+++ GIVEN ENTRIES

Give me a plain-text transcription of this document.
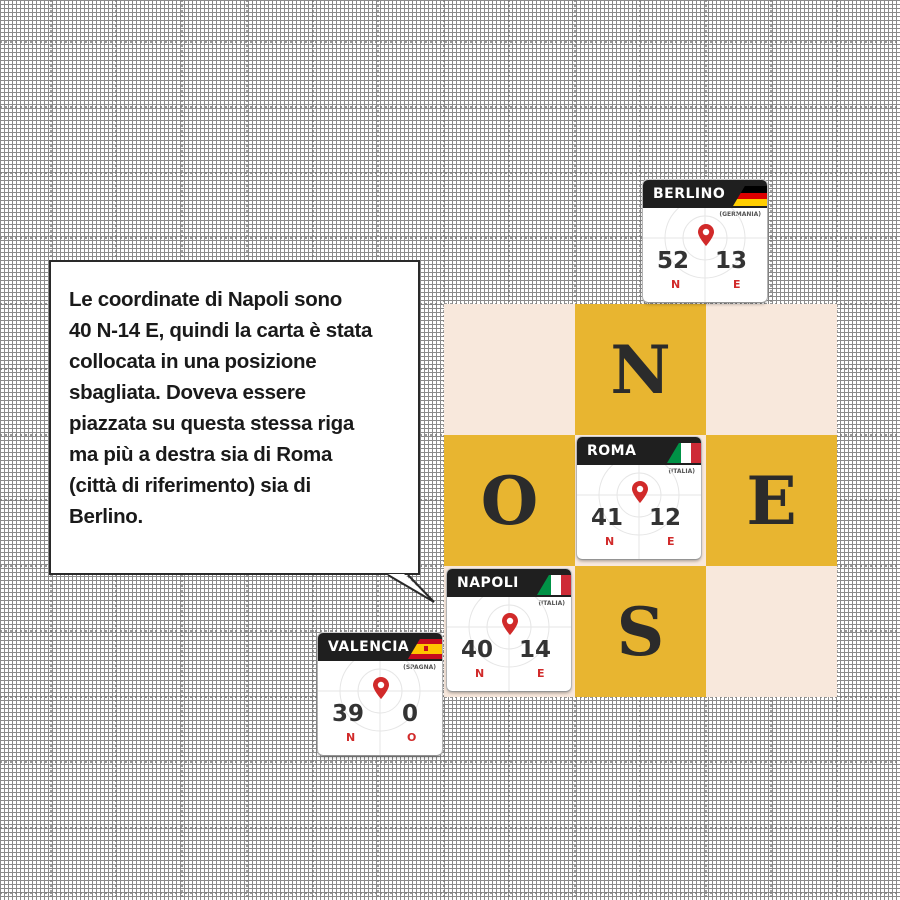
N
O	E
S
BERLINO
(GERMANIA)
52 13
N	E
ROMA
(ITALIA)
41 12
N	E
NAPOLI
(ITALIA)
40 14
N	E
VALENCIA
(SPAGNA)
39 0
N	O
Le coordinate di Napoli sono
40 N-14 E, quindi la carta è stata
collocata in una posizione
sbagliata. Doveva essere
piazzata su questa stessa riga
ma più a destra sia di Roma
(città di riferimento) sia di
Berlino.
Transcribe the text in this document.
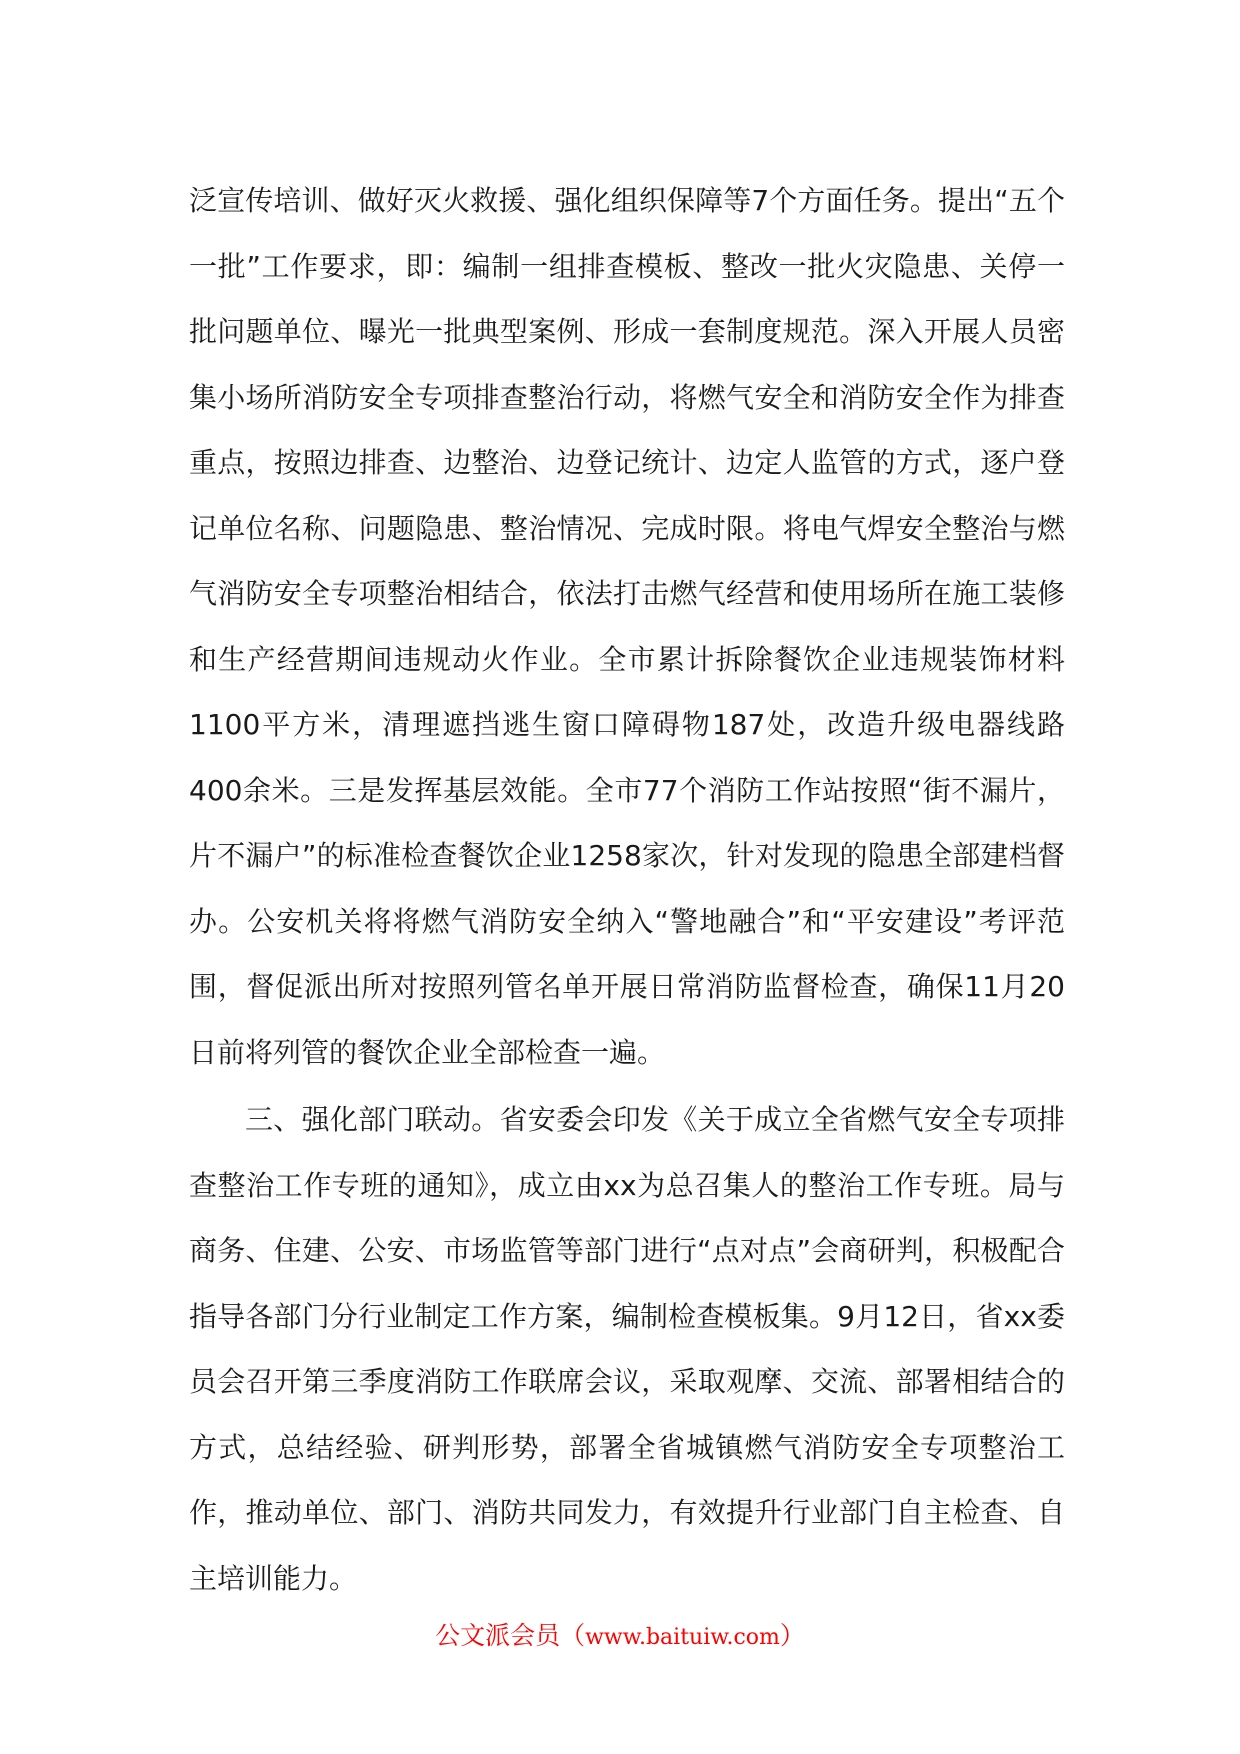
泛宣传培训、做好灭火救援、强化组织保障等7个方面任务。提出“五个一批”工作要求，即：编制一组排查模板、整改一批火灾隐患、关停一批问题单位、曝光一批典型案例、形成一套制度规范。深入开展人员密集小场所消防安全专项排查整治行动，将燃气安全和消防安全作为排查重点，按照边排查、边整治、边登记统计、边定人监管的方式，逐户登记单位名称、问题隐患、整治情况、完成时限。将电气焊安全整治与燃气消防安全专项整治相结合，依法打击燃气经营和使用场所在施工装修和生产经营期间违规动火作业。全市累计拆除餐饮企业违规装饰材料1100平方米，清理遮挡逃生窗口障碍物187处，改造升级电器线路400余米。三是发挥基层效能。全市77个消防工作站按照“街不漏片，片不漏户”的标准检查餐饮企业1258家次，针对发现的隐患全部建档督办。公安机关将将燃气消防安全纳入“警地融合”和“平安建设”考评范围，督促派出所对按照列管名单开展日常消防监督检查，确保11月20日前将列管的餐饮企业全部检查一遍。

三、强化部门联动。省安委会印发《关于成立全省燃气安全专项排查整治工作专班的通知》，成立由xx为总召集人的整治工作专班。局与商务、住建、公安、市场监管等部门进行“点对点”会商研判，积极配合指导各部门分行业制定工作方案，编制检查模板集。9月12日，省xx委员会召开第三季度消防工作联席会议，采取观摩、交流、部署相结合的方式，总结经验、研判形势，部署全省城镇燃气消防安全专项整治工作，推动单位、部门、消防共同发力，有效提升行业部门自主检查、自主培训能力。

公文派会员（www.baituiw.com）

++++++

Determine the number of lines in the data that contain "text" as a word or string, and state only that number.

2